- _Task requirements_
Retype all of the entries word for word.

= = =

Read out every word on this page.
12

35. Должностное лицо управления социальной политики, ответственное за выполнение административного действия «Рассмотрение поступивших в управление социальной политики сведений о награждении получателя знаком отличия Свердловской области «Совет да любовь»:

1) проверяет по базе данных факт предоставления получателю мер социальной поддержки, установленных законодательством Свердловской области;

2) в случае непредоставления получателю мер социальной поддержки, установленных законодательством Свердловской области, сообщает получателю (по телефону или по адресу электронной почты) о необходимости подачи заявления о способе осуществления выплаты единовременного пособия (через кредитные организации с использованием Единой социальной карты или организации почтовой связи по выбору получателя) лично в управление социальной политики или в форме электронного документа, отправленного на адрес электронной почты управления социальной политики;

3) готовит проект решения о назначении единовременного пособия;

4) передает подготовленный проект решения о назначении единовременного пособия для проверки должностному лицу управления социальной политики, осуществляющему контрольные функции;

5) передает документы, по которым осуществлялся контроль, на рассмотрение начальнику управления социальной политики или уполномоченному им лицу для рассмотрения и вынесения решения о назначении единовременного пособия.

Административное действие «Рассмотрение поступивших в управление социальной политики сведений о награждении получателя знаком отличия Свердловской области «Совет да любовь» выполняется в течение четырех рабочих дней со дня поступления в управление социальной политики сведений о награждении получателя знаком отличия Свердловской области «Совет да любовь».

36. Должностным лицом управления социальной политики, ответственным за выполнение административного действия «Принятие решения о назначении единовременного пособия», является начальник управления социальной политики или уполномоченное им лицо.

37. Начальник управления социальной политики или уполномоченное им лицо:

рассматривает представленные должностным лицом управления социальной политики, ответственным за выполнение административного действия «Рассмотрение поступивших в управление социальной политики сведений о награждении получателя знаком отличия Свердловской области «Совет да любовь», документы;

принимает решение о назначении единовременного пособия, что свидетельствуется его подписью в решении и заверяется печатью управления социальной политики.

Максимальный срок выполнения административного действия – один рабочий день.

= = =

- _Solution for this exercise_
Read out every word on this page.
12

35. Должностное лицо управления социальной политики, ответственное за выполнение административного действия «Рассмотрение поступивших в управление социальной политики сведений о награждении получателя знаком отличия Свердловской области «Совет да любовь»:

1) проверяет по базе данных факт предоставления получателю мер социальной поддержки, установленных законодательством Свердловской области;

2) в случае непредоставления получателю мер социальной поддержки, установленных законодательством Свердловской области, сообщает получателю (по телефону или по адресу электронной почты) о необходимости подачи заявления о способе осуществления выплаты единовременного пособия (через кредитные организации с использованием Единой социальной карты или организации почтовой связи по выбору получателя) лично в управление социальной политики или в форме электронного документа, отправленного на адрес электронной почты управления социальной политики;

3) готовит проект решения о назначении единовременного пособия;

4) передает подготовленный проект решения о назначении единовременного пособия для проверки должностному лицу управления социальной политики, осуществляющему контрольные функции;

5) передает документы, по которым осуществлялся контроль, на рассмотрение начальнику управления социальной политики или уполномоченному им лицу для рассмотрения и вынесения решения о назначении единовременного пособия.

Административное действие «Рассмотрение поступивших в управление социальной политики сведений о награждении получателя знаком отличия Свердловской области «Совет да любовь» выполняется в течение четырех рабочих дней со дня поступления в управление социальной политики сведений о награждении получателя знаком отличия Свердловской области «Совет да любовь».

36. Должностным лицом управления социальной политики, ответственным за выполнение административного действия «Принятие решения о назначении единовременного пособия», является начальник управления социальной политики или уполномоченное им лицо.

37. Начальник управления социальной политики или уполномоченное им лицо:

рассматривает представленные должностным лицом управления социальной политики, ответственным за выполнение административного действия «Рассмотрение поступивших в управление социальной политики сведений о награждении получателя знаком отличия Свердловской области «Совет да любовь», документы;

принимает решение о назначении единовременного пособия, что свидетельствуется его подписью в решении и заверяется печатью управления социальной политики.

Максимальный срок выполнения административного действия – один рабочий день.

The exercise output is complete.